**Source data:**
---
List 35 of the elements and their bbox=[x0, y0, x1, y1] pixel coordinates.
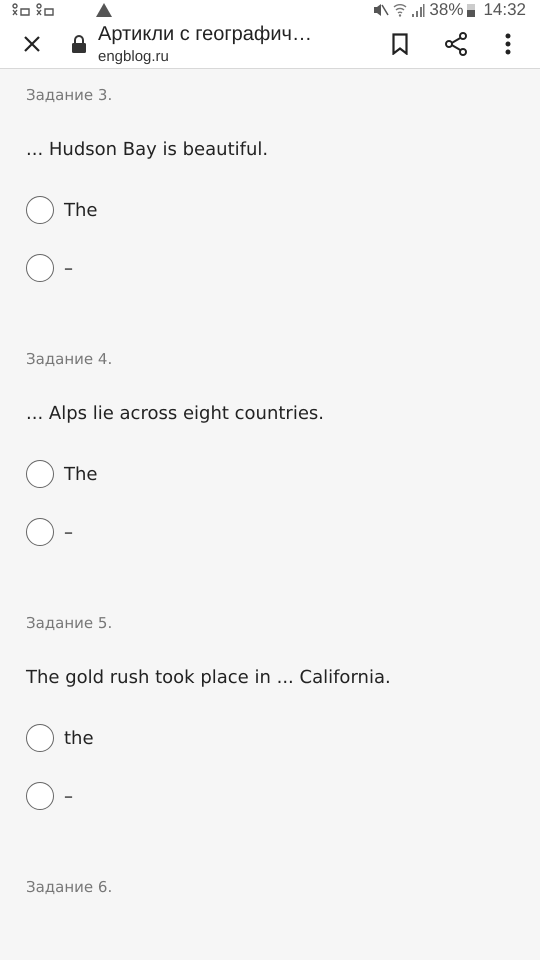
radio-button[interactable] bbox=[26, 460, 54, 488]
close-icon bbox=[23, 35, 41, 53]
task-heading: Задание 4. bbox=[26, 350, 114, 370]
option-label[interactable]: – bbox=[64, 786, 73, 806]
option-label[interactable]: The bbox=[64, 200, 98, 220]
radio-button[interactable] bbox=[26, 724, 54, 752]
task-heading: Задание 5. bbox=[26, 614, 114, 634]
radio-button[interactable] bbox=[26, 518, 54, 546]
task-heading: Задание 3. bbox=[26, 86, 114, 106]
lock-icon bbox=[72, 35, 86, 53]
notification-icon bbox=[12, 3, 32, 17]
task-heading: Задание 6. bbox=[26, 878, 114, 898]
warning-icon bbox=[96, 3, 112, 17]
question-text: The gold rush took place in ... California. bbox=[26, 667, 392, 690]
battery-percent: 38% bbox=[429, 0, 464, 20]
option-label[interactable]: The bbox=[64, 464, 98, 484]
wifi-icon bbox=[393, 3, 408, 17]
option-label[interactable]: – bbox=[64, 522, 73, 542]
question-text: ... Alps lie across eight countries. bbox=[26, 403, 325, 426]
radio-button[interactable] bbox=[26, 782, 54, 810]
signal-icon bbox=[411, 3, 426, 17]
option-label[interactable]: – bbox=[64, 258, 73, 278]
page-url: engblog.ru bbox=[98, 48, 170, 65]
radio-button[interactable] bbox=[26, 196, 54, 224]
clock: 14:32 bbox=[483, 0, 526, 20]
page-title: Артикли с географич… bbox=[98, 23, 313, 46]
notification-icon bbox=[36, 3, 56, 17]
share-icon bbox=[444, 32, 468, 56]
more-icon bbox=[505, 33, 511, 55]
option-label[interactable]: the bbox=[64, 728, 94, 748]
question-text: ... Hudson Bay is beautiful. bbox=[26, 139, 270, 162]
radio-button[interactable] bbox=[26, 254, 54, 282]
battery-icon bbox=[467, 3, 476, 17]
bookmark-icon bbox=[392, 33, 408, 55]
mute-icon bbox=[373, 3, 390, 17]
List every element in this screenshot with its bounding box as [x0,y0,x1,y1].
---
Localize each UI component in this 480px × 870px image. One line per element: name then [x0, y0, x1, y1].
---
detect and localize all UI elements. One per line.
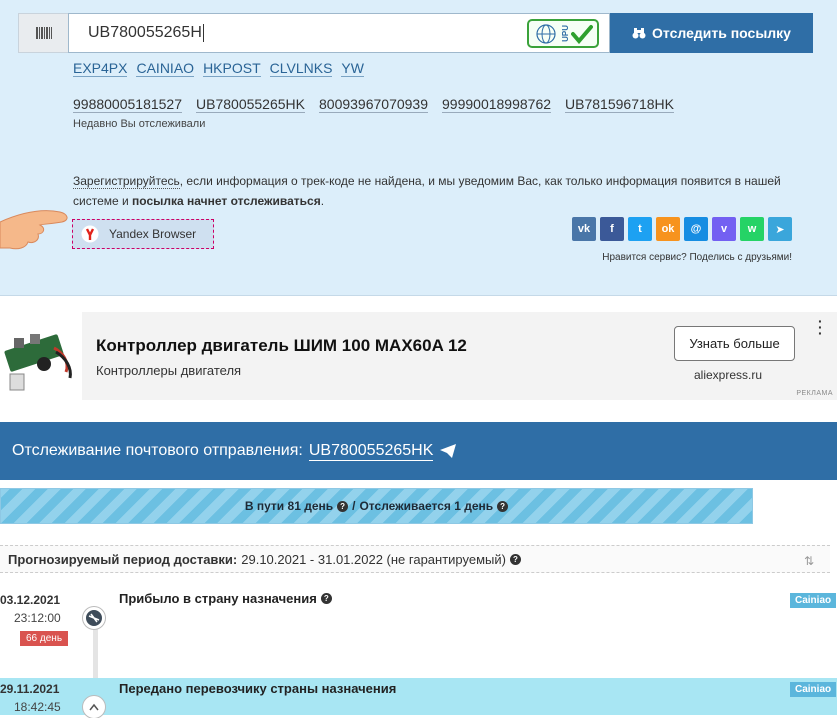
---
**The problem:** Rewrite the lines between the one holding "List 35 of the" and the one holding "List every element", inclusive, changing "radio-button" to "radio-input" and keeping everything else the same. Leave the pictures out of your answer.

**Answer:**
List 35 of the elements and their bbox=[x0, y0, x1, y1] pixel coordinates.
radio-input[interactable] bbox=[26, 460, 54, 488]
close-icon bbox=[23, 35, 41, 53]
task-heading: Задание 4. bbox=[26, 350, 114, 370]
option-label[interactable]: – bbox=[64, 786, 73, 806]
option-label[interactable]: The bbox=[64, 200, 98, 220]
radio-input[interactable] bbox=[26, 724, 54, 752]
task-heading: Задание 5. bbox=[26, 614, 114, 634]
radio-input[interactable] bbox=[26, 518, 54, 546]
task-heading: Задание 3. bbox=[26, 86, 114, 106]
lock-icon bbox=[72, 35, 86, 53]
notification-icon bbox=[12, 3, 32, 17]
task-heading: Задание 6. bbox=[26, 878, 114, 898]
warning-icon bbox=[96, 3, 112, 17]
question-text: The gold rush took place in ... California. bbox=[26, 667, 392, 690]
battery-percent: 38% bbox=[429, 0, 464, 20]
option-label[interactable]: The bbox=[64, 464, 98, 484]
wifi-icon bbox=[393, 3, 408, 17]
option-label[interactable]: – bbox=[64, 522, 73, 542]
question-text: ... Alps lie across eight countries. bbox=[26, 403, 325, 426]
radio-input[interactable] bbox=[26, 782, 54, 810]
signal-icon bbox=[411, 3, 426, 17]
option-label[interactable]: – bbox=[64, 258, 73, 278]
page-url: engblog.ru bbox=[98, 48, 170, 65]
radio-input[interactable] bbox=[26, 196, 54, 224]
clock: 14:32 bbox=[483, 0, 526, 20]
page-title: Артикли с географич… bbox=[98, 23, 313, 46]
notification-icon bbox=[36, 3, 56, 17]
share-icon bbox=[444, 32, 468, 56]
more-icon bbox=[505, 33, 511, 55]
option-label[interactable]: the bbox=[64, 728, 94, 748]
question-text: ... Hudson Bay is beautiful. bbox=[26, 139, 270, 162]
radio-input[interactable] bbox=[26, 254, 54, 282]
battery-icon bbox=[467, 3, 476, 17]
bookmark-icon bbox=[392, 33, 408, 55]
mute-icon bbox=[373, 3, 390, 17]
List every element in this screenshot with its bounding box as [x0,y0,x1,y1].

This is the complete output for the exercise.